#### Stated problem
Reproduce the material word for word; the images stay out.

#### Recorded information
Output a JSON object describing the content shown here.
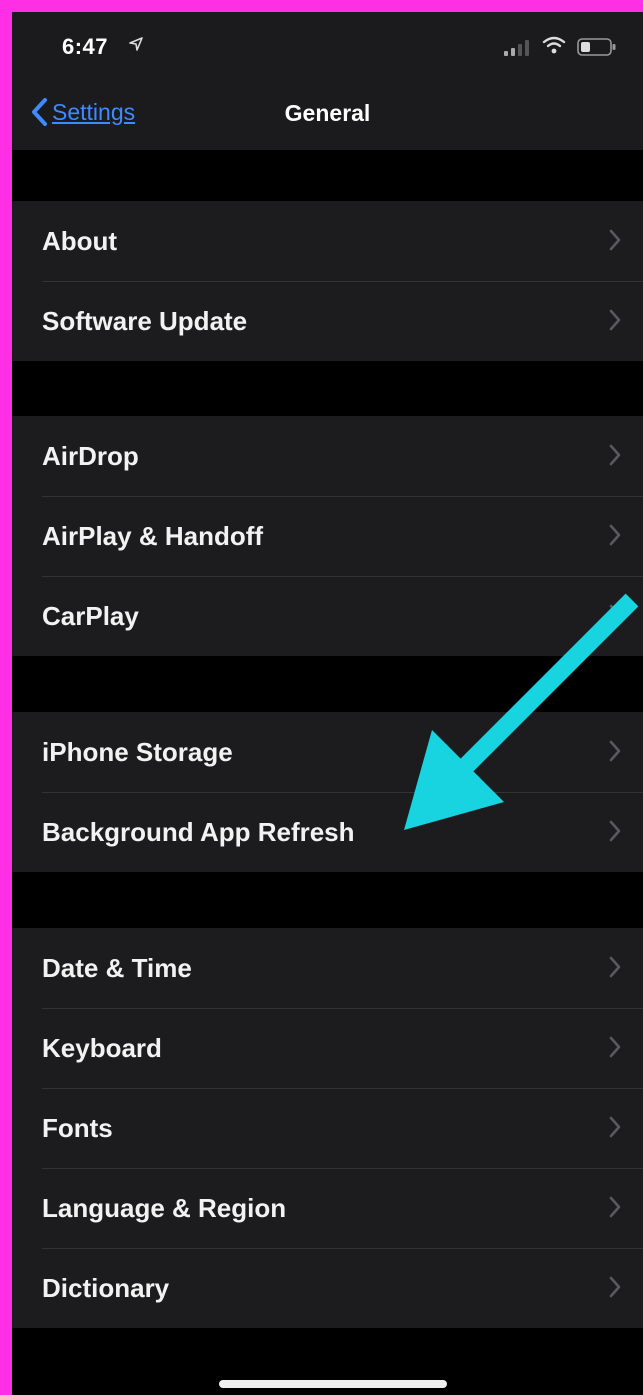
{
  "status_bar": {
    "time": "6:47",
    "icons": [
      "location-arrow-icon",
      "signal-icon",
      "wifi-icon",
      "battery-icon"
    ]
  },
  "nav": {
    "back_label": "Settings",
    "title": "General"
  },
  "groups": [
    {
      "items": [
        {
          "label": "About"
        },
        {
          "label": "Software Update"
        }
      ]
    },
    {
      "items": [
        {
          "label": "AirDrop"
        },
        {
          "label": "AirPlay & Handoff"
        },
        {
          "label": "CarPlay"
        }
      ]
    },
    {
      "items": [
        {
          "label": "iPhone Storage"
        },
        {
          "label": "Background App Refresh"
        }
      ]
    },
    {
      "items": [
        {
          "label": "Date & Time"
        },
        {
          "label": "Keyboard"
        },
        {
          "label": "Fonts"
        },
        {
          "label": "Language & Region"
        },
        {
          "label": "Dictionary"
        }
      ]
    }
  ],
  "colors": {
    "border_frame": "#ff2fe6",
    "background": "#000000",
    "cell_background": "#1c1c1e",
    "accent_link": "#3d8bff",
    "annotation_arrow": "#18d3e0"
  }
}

#### Full solution
Output a JSON object describing the content shown here.
{
  "status_bar": {
    "time": "6:47",
    "icons": [
      "location-arrow-icon",
      "signal-icon",
      "wifi-icon",
      "battery-icon"
    ]
  },
  "nav": {
    "back_label": "Settings",
    "title": "General"
  },
  "groups": [
    {
      "items": [
        {
          "label": "About"
        },
        {
          "label": "Software Update"
        }
      ]
    },
    {
      "items": [
        {
          "label": "AirDrop"
        },
        {
          "label": "AirPlay & Handoff"
        },
        {
          "label": "CarPlay"
        }
      ]
    },
    {
      "items": [
        {
          "label": "iPhone Storage"
        },
        {
          "label": "Background App Refresh"
        }
      ]
    },
    {
      "items": [
        {
          "label": "Date & Time"
        },
        {
          "label": "Keyboard"
        },
        {
          "label": "Fonts"
        },
        {
          "label": "Language & Region"
        },
        {
          "label": "Dictionary"
        }
      ]
    }
  ],
  "colors": {
    "border_frame": "#ff2fe6",
    "background": "#000000",
    "cell_background": "#1c1c1e",
    "accent_link": "#3d8bff",
    "annotation_arrow": "#18d3e0"
  }
}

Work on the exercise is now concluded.